SUPPLIED RECORDS:

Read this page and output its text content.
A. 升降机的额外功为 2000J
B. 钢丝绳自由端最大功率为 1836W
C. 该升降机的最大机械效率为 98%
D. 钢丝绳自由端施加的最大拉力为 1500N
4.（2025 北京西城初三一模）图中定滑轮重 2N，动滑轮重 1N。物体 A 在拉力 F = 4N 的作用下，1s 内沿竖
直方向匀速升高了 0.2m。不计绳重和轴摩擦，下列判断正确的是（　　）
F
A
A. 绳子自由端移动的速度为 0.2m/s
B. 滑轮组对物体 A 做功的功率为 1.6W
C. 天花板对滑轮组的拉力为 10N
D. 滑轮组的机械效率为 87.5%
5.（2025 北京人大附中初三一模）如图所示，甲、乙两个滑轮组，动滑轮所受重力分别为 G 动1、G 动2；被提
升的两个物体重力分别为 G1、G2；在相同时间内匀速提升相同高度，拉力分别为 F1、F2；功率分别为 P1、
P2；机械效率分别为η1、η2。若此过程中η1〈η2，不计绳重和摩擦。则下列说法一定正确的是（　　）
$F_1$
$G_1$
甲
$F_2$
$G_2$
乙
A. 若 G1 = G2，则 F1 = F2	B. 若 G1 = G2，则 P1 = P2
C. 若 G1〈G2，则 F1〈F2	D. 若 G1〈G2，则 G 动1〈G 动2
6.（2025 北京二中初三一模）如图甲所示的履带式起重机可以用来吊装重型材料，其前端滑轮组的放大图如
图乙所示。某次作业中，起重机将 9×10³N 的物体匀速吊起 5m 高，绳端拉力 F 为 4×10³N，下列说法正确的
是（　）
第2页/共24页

AIM OF THE EXERCISE: Copy the material above, line for line.

TASK RESPONSE:
Read this page and output its text content.
A. 升降机的额外功为 2000J
B. 钢丝绳自由端最大功率为 1836W
C. 该升降机的最大机械效率为 98%
D. 钢丝绳自由端施加的最大拉力为 1500N
4.（2025 北京西城初三一模）图中定滑轮重 2N，动滑轮重 1N。物体 A 在拉力 F = 4N 的作用下，1s 内沿竖
直方向匀速升高了 0.2m。不计绳重和轴摩擦，下列判断正确的是（　　）
F
A
A. 绳子自由端移动的速度为 0.2m/s
B. 滑轮组对物体 A 做功的功率为 1.6W
C. 天花板对滑轮组的拉力为 10N
D. 滑轮组的机械效率为 87.5%
5.（2025 北京人大附中初三一模）如图所示，甲、乙两个滑轮组，动滑轮所受重力分别为 G 动1、G 动2；被提
升的两个物体重力分别为 G1、G2；在相同时间内匀速提升相同高度，拉力分别为 F1、F2；功率分别为 P1、
P2；机械效率分别为η1、η2。若此过程中η1〈η2，不计绳重和摩擦。则下列说法一定正确的是（　　）
$F_1$
$G_1$
甲
$F_2$
$G_2$
乙
A. 若 G1 = G2，则 F1 = F2	B. 若 G1 = G2，则 P1 = P2
C. 若 G1〈G2，则 F1〈F2	D. 若 G1〈G2，则 G 动1〈G 动2
6.（2025 北京二中初三一模）如图甲所示的履带式起重机可以用来吊装重型材料，其前端滑轮组的放大图如
图乙所示。某次作业中，起重机将 9×10³N 的物体匀速吊起 5m 高，绳端拉力 F 为 4×10³N，下列说法正确的
是（　）
第2页/共24页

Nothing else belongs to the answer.